>>>

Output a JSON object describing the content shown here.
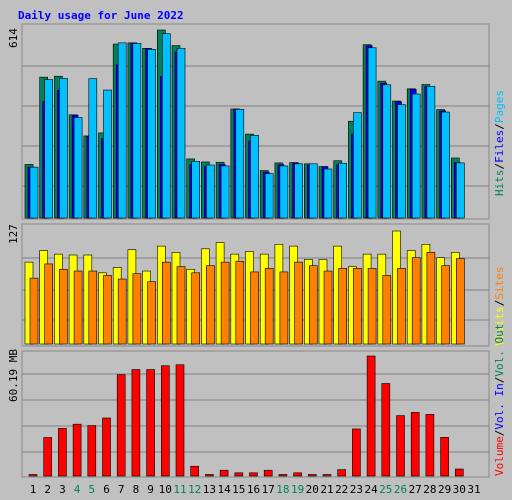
{
  "title": "Daily usage for June 2022",
  "colors": {
    "background": "#c0c0c0",
    "title": "#0000ff",
    "hits": "#00805c",
    "files": "#0000ff",
    "pages": "#00c0ff",
    "visits": "#ffff00",
    "sites": "#ff8000",
    "kbytes": "#ff0000",
    "weekend": "#00805c",
    "weekday": "#000000"
  },
  "chart_data": [
    {
      "type": "bar",
      "panel": "hits-files-pages",
      "max_label": "614",
      "categories": [
        "1",
        "2",
        "3",
        "4",
        "5",
        "6",
        "7",
        "8",
        "9",
        "10",
        "11",
        "12",
        "13",
        "14",
        "15",
        "16",
        "17",
        "18",
        "19",
        "20",
        "21",
        "22",
        "23",
        "24",
        "25",
        "26",
        "27",
        "28",
        "29",
        "30"
      ],
      "series": [
        {
          "name": "Hits",
          "values": [
            175,
            460,
            463,
            337,
            268,
            278,
            568,
            572,
            554,
            614,
            563,
            193,
            183,
            182,
            356,
            274,
            155,
            180,
            181,
            177,
            168,
            187,
            316,
            566,
            447,
            382,
            422,
            436,
            354,
            196
          ]
        },
        {
          "name": "Files",
          "values": [
            166,
            380,
            417,
            336,
            266,
            260,
            500,
            572,
            554,
            462,
            542,
            175,
            168,
            175,
            356,
            252,
            150,
            174,
            180,
            173,
            168,
            174,
            274,
            563,
            440,
            380,
            420,
            430,
            350,
            181
          ]
        },
        {
          "name": "Pages",
          "values": [
            166,
            452,
            456,
            328,
            455,
            418,
            572,
            570,
            551,
            602,
            554,
            185,
            173,
            170,
            355,
            270,
            145,
            170,
            177,
            177,
            160,
            179,
            344,
            556,
            435,
            370,
            405,
            430,
            346,
            180
          ]
        }
      ],
      "legend": [
        "Hits",
        "Files",
        "Pages"
      ]
    },
    {
      "type": "bar",
      "panel": "visits-sites",
      "max_label": "127",
      "categories": [
        "1",
        "2",
        "3",
        "4",
        "5",
        "6",
        "7",
        "8",
        "9",
        "10",
        "11",
        "12",
        "13",
        "14",
        "15",
        "16",
        "17",
        "18",
        "19",
        "20",
        "21",
        "22",
        "23",
        "24",
        "25",
        "26",
        "27",
        "28",
        "29",
        "30"
      ],
      "series": [
        {
          "name": "Visits",
          "values": [
            92,
            105,
            101,
            100,
            100,
            80,
            86,
            106,
            82,
            110,
            103,
            84,
            107,
            114,
            101,
            104,
            101,
            112,
            110,
            95,
            95,
            110,
            87,
            101,
            101,
            127,
            105,
            112,
            97,
            103
          ]
        },
        {
          "name": "Sites",
          "values": [
            74,
            90,
            84,
            82,
            82,
            77,
            73,
            79,
            70,
            92,
            87,
            80,
            88,
            92,
            93,
            81,
            85,
            81,
            92,
            88,
            82,
            85,
            85,
            85,
            77,
            85,
            97,
            103,
            88,
            96
          ]
        }
      ],
      "legend": [
        "Visits",
        "Sites"
      ]
    },
    {
      "type": "bar",
      "panel": "volume",
      "max_label": "60.19 MB",
      "categories": [
        "1",
        "2",
        "3",
        "4",
        "5",
        "6",
        "7",
        "8",
        "9",
        "10",
        "11",
        "12",
        "13",
        "14",
        "15",
        "16",
        "17",
        "18",
        "19",
        "20",
        "21",
        "22",
        "23",
        "24",
        "25",
        "26",
        "27",
        "28",
        "29",
        "30"
      ],
      "series": [
        {
          "name": "Volume",
          "values": [
            0.3,
            19.3,
            23.9,
            26.0,
            25.3,
            29.1,
            50.8,
            53.4,
            53.4,
            55.3,
            55.8,
            4.9,
            0.0,
            2.9,
            1.6,
            1.6,
            2.9,
            0.6,
            1.6,
            0.6,
            0.6,
            3.2,
            23.6,
            60.19,
            46.4,
            30.3,
            31.9,
            30.9,
            19.4,
            3.5
          ]
        }
      ],
      "legend": [
        "Volume",
        "Vol. In",
        "Vol. Out"
      ]
    }
  ],
  "x_labels": [
    {
      "text": "1",
      "weekend": false
    },
    {
      "text": "2",
      "weekend": false
    },
    {
      "text": "3",
      "weekend": false
    },
    {
      "text": "4",
      "weekend": true
    },
    {
      "text": "5",
      "weekend": true
    },
    {
      "text": "6",
      "weekend": false
    },
    {
      "text": "7",
      "weekend": false
    },
    {
      "text": "8",
      "weekend": false
    },
    {
      "text": "9",
      "weekend": false
    },
    {
      "text": "10",
      "weekend": false
    },
    {
      "text": "11",
      "weekend": true
    },
    {
      "text": "12",
      "weekend": true
    },
    {
      "text": "13",
      "weekend": false
    },
    {
      "text": "14",
      "weekend": false
    },
    {
      "text": "15",
      "weekend": false
    },
    {
      "text": "16",
      "weekend": false
    },
    {
      "text": "17",
      "weekend": false
    },
    {
      "text": "18",
      "weekend": true
    },
    {
      "text": "19",
      "weekend": true
    },
    {
      "text": "20",
      "weekend": false
    },
    {
      "text": "21",
      "weekend": false
    },
    {
      "text": "22",
      "weekend": false
    },
    {
      "text": "23",
      "weekend": false
    },
    {
      "text": "24",
      "weekend": false
    },
    {
      "text": "25",
      "weekend": true
    },
    {
      "text": "26",
      "weekend": true
    },
    {
      "text": "27",
      "weekend": false
    },
    {
      "text": "28",
      "weekend": false
    },
    {
      "text": "29",
      "weekend": false
    },
    {
      "text": "30",
      "weekend": false
    },
    {
      "text": "31",
      "weekend": false
    }
  ],
  "right_legends": {
    "top": [
      {
        "text": "Hits",
        "color": "#00805c"
      },
      {
        "text": "/",
        "color": "#000000"
      },
      {
        "text": "Files",
        "color": "#0000ff"
      },
      {
        "text": "/",
        "color": "#000000"
      },
      {
        "text": "Pages",
        "color": "#00c0ff"
      }
    ],
    "middle": [
      {
        "text": "Visits",
        "color": "#ffff00"
      },
      {
        "text": "/",
        "color": "#000000"
      },
      {
        "text": "Sites",
        "color": "#ff8000"
      }
    ],
    "bottom": [
      {
        "text": "Volume",
        "color": "#ff0000"
      },
      {
        "text": "/",
        "color": "#000000"
      },
      {
        "text": "Vol. In",
        "color": "#0000ff"
      },
      {
        "text": "/",
        "color": "#000000"
      },
      {
        "text": "Vol. Out",
        "color": "#00805c"
      }
    ]
  }
}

<<<

Set problem: Transcribe the whole listing exactly. Pictures are excluded.

Output below:
Output a JSON object describing the content shown here.
{
  "title": "Daily usage for June 2022",
  "colors": {
    "background": "#c0c0c0",
    "title": "#0000ff",
    "hits": "#00805c",
    "files": "#0000ff",
    "pages": "#00c0ff",
    "visits": "#ffff00",
    "sites": "#ff8000",
    "kbytes": "#ff0000",
    "weekend": "#00805c",
    "weekday": "#000000"
  },
  "chart_data": [
    {
      "type": "bar",
      "panel": "hits-files-pages",
      "max_label": "614",
      "categories": [
        "1",
        "2",
        "3",
        "4",
        "5",
        "6",
        "7",
        "8",
        "9",
        "10",
        "11",
        "12",
        "13",
        "14",
        "15",
        "16",
        "17",
        "18",
        "19",
        "20",
        "21",
        "22",
        "23",
        "24",
        "25",
        "26",
        "27",
        "28",
        "29",
        "30"
      ],
      "series": [
        {
          "name": "Hits",
          "values": [
            175,
            460,
            463,
            337,
            268,
            278,
            568,
            572,
            554,
            614,
            563,
            193,
            183,
            182,
            356,
            274,
            155,
            180,
            181,
            177,
            168,
            187,
            316,
            566,
            447,
            382,
            422,
            436,
            354,
            196
          ]
        },
        {
          "name": "Files",
          "values": [
            166,
            380,
            417,
            336,
            266,
            260,
            500,
            572,
            554,
            462,
            542,
            175,
            168,
            175,
            356,
            252,
            150,
            174,
            180,
            173,
            168,
            174,
            274,
            563,
            440,
            380,
            420,
            430,
            350,
            181
          ]
        },
        {
          "name": "Pages",
          "values": [
            166,
            452,
            456,
            328,
            455,
            418,
            572,
            570,
            551,
            602,
            554,
            185,
            173,
            170,
            355,
            270,
            145,
            170,
            177,
            177,
            160,
            179,
            344,
            556,
            435,
            370,
            405,
            430,
            346,
            180
          ]
        }
      ],
      "legend": [
        "Hits",
        "Files",
        "Pages"
      ]
    },
    {
      "type": "bar",
      "panel": "visits-sites",
      "max_label": "127",
      "categories": [
        "1",
        "2",
        "3",
        "4",
        "5",
        "6",
        "7",
        "8",
        "9",
        "10",
        "11",
        "12",
        "13",
        "14",
        "15",
        "16",
        "17",
        "18",
        "19",
        "20",
        "21",
        "22",
        "23",
        "24",
        "25",
        "26",
        "27",
        "28",
        "29",
        "30"
      ],
      "series": [
        {
          "name": "Visits",
          "values": [
            92,
            105,
            101,
            100,
            100,
            80,
            86,
            106,
            82,
            110,
            103,
            84,
            107,
            114,
            101,
            104,
            101,
            112,
            110,
            95,
            95,
            110,
            87,
            101,
            101,
            127,
            105,
            112,
            97,
            103
          ]
        },
        {
          "name": "Sites",
          "values": [
            74,
            90,
            84,
            82,
            82,
            77,
            73,
            79,
            70,
            92,
            87,
            80,
            88,
            92,
            93,
            81,
            85,
            81,
            92,
            88,
            82,
            85,
            85,
            85,
            77,
            85,
            97,
            103,
            88,
            96
          ]
        }
      ],
      "legend": [
        "Visits",
        "Sites"
      ]
    },
    {
      "type": "bar",
      "panel": "volume",
      "max_label": "60.19 MB",
      "categories": [
        "1",
        "2",
        "3",
        "4",
        "5",
        "6",
        "7",
        "8",
        "9",
        "10",
        "11",
        "12",
        "13",
        "14",
        "15",
        "16",
        "17",
        "18",
        "19",
        "20",
        "21",
        "22",
        "23",
        "24",
        "25",
        "26",
        "27",
        "28",
        "29",
        "30"
      ],
      "series": [
        {
          "name": "Volume",
          "values": [
            0.3,
            19.3,
            23.9,
            26.0,
            25.3,
            29.1,
            50.8,
            53.4,
            53.4,
            55.3,
            55.8,
            4.9,
            0.0,
            2.9,
            1.6,
            1.6,
            2.9,
            0.6,
            1.6,
            0.6,
            0.6,
            3.2,
            23.6,
            60.19,
            46.4,
            30.3,
            31.9,
            30.9,
            19.4,
            3.5
          ]
        }
      ],
      "legend": [
        "Volume",
        "Vol. In",
        "Vol. Out"
      ]
    }
  ],
  "x_labels": [
    {
      "text": "1",
      "weekend": false
    },
    {
      "text": "2",
      "weekend": false
    },
    {
      "text": "3",
      "weekend": false
    },
    {
      "text": "4",
      "weekend": true
    },
    {
      "text": "5",
      "weekend": true
    },
    {
      "text": "6",
      "weekend": false
    },
    {
      "text": "7",
      "weekend": false
    },
    {
      "text": "8",
      "weekend": false
    },
    {
      "text": "9",
      "weekend": false
    },
    {
      "text": "10",
      "weekend": false
    },
    {
      "text": "11",
      "weekend": true
    },
    {
      "text": "12",
      "weekend": true
    },
    {
      "text": "13",
      "weekend": false
    },
    {
      "text": "14",
      "weekend": false
    },
    {
      "text": "15",
      "weekend": false
    },
    {
      "text": "16",
      "weekend": false
    },
    {
      "text": "17",
      "weekend": false
    },
    {
      "text": "18",
      "weekend": true
    },
    {
      "text": "19",
      "weekend": true
    },
    {
      "text": "20",
      "weekend": false
    },
    {
      "text": "21",
      "weekend": false
    },
    {
      "text": "22",
      "weekend": false
    },
    {
      "text": "23",
      "weekend": false
    },
    {
      "text": "24",
      "weekend": false
    },
    {
      "text": "25",
      "weekend": true
    },
    {
      "text": "26",
      "weekend": true
    },
    {
      "text": "27",
      "weekend": false
    },
    {
      "text": "28",
      "weekend": false
    },
    {
      "text": "29",
      "weekend": false
    },
    {
      "text": "30",
      "weekend": false
    },
    {
      "text": "31",
      "weekend": false
    }
  ],
  "right_legends": {
    "top": [
      {
        "text": "Hits",
        "color": "#00805c"
      },
      {
        "text": "/",
        "color": "#000000"
      },
      {
        "text": "Files",
        "color": "#0000ff"
      },
      {
        "text": "/",
        "color": "#000000"
      },
      {
        "text": "Pages",
        "color": "#00c0ff"
      }
    ],
    "middle": [
      {
        "text": "Visits",
        "color": "#ffff00"
      },
      {
        "text": "/",
        "color": "#000000"
      },
      {
        "text": "Sites",
        "color": "#ff8000"
      }
    ],
    "bottom": [
      {
        "text": "Volume",
        "color": "#ff0000"
      },
      {
        "text": "/",
        "color": "#000000"
      },
      {
        "text": "Vol. In",
        "color": "#0000ff"
      },
      {
        "text": "/",
        "color": "#000000"
      },
      {
        "text": "Vol. Out",
        "color": "#00805c"
      }
    ]
  }
}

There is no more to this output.